= Work required =
Transcribe all of the material below word for word and leave out its pictures.

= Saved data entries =
┌──

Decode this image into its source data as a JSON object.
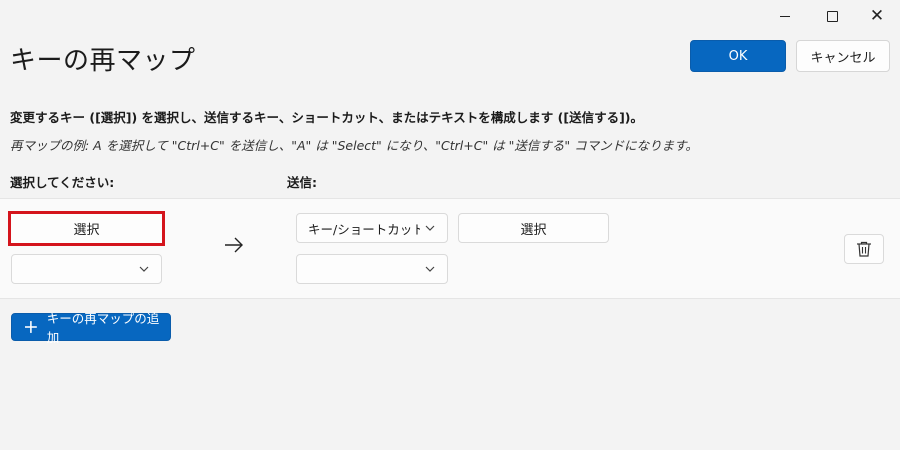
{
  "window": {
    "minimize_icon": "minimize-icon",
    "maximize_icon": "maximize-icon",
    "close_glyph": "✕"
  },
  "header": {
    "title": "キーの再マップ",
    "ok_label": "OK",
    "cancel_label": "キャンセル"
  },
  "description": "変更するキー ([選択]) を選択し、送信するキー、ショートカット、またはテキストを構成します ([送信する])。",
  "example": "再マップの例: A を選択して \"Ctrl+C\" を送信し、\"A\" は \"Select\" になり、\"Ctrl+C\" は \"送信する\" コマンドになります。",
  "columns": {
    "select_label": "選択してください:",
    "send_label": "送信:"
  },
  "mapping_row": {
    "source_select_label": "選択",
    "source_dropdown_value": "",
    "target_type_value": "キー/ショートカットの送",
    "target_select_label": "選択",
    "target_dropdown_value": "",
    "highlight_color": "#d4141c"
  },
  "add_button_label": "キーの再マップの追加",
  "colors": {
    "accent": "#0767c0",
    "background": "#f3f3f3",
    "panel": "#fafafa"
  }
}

└──

= Answer to this exercise =
Decode this image into its source data as a JSON object.
{
  "window": {
    "minimize_icon": "minimize-icon",
    "maximize_icon": "maximize-icon",
    "close_glyph": "✕"
  },
  "header": {
    "title": "キーの再マップ",
    "ok_label": "OK",
    "cancel_label": "キャンセル"
  },
  "description": "変更するキー ([選択]) を選択し、送信するキー、ショートカット、またはテキストを構成します ([送信する])。",
  "example": "再マップの例: A を選択して \"Ctrl+C\" を送信し、\"A\" は \"Select\" になり、\"Ctrl+C\" は \"送信する\" コマンドになります。",
  "columns": {
    "select_label": "選択してください:",
    "send_label": "送信:"
  },
  "mapping_row": {
    "source_select_label": "選択",
    "source_dropdown_value": "",
    "target_type_value": "キー/ショートカットの送",
    "target_select_label": "選択",
    "target_dropdown_value": "",
    "highlight_color": "#d4141c"
  },
  "add_button_label": "キーの再マップの追加",
  "colors": {
    "accent": "#0767c0",
    "background": "#f3f3f3",
    "panel": "#fafafa"
  }
}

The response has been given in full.